* _Problem statement_
Copy out all lines in the data below containing the string "Egisto".

□ □ □ □ □

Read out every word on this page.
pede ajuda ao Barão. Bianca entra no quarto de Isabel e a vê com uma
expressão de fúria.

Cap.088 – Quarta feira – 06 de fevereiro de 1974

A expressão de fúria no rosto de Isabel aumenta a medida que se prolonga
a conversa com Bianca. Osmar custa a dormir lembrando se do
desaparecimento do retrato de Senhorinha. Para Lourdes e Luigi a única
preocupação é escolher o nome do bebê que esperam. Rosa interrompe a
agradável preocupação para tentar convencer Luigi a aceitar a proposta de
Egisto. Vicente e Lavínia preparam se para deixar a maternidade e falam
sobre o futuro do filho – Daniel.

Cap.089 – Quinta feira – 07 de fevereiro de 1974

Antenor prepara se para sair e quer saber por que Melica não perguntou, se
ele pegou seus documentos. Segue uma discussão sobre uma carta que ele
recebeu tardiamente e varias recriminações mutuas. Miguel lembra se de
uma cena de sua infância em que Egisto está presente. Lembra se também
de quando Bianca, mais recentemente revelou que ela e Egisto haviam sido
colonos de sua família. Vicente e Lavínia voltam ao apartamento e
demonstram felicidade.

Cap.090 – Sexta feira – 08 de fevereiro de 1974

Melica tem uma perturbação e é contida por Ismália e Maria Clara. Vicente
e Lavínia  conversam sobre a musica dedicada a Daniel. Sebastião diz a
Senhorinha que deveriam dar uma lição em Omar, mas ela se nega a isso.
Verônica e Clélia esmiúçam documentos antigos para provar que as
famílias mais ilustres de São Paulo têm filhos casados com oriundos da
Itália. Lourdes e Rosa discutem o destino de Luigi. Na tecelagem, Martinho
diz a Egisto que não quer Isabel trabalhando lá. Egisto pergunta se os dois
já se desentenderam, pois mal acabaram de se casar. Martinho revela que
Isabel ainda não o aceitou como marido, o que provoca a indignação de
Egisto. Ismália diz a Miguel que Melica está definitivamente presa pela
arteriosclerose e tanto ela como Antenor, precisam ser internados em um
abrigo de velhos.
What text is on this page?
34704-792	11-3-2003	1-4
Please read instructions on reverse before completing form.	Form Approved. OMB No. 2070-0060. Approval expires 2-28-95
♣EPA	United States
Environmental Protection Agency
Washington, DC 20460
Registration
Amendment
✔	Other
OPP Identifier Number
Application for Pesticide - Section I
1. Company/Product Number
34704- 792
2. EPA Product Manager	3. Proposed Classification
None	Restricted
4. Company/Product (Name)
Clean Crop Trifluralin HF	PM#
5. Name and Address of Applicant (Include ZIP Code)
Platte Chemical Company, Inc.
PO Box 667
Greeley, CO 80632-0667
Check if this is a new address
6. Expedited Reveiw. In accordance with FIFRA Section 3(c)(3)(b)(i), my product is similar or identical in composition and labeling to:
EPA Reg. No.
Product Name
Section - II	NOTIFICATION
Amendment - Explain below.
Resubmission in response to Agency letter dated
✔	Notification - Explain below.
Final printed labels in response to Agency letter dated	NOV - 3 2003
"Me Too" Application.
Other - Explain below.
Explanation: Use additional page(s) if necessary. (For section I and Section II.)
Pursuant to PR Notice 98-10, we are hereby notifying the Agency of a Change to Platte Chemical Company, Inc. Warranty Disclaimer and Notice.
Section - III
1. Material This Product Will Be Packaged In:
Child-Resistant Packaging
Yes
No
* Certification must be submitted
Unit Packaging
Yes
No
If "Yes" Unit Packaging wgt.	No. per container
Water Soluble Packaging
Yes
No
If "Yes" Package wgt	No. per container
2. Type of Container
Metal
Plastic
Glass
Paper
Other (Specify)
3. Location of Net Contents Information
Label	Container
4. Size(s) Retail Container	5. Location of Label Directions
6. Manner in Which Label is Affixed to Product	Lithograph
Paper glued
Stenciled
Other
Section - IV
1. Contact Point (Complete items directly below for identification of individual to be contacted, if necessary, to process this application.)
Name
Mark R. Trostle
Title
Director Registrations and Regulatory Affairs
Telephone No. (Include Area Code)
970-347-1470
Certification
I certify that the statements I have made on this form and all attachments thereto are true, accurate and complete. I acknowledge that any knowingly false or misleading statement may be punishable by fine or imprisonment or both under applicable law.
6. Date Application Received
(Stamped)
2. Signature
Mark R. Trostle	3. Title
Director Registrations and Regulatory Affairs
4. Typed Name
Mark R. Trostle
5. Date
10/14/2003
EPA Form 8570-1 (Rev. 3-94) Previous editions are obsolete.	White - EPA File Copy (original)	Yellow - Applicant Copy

□ □ □ □ □

* _Solution for this exercise_
Egisto. Vicente e Lavínia preparam se para deixar a maternidade e falam
uma cena de sua infância em que Egisto está presente. Lembra se também
de quando Bianca, mais recentemente revelou que ela e Egisto haviam sido
diz a Egisto que não quer Isabel trabalhando lá. Egisto pergunta se os dois
Egisto. Ismália diz a Miguel que Melica está definitivamente presa pela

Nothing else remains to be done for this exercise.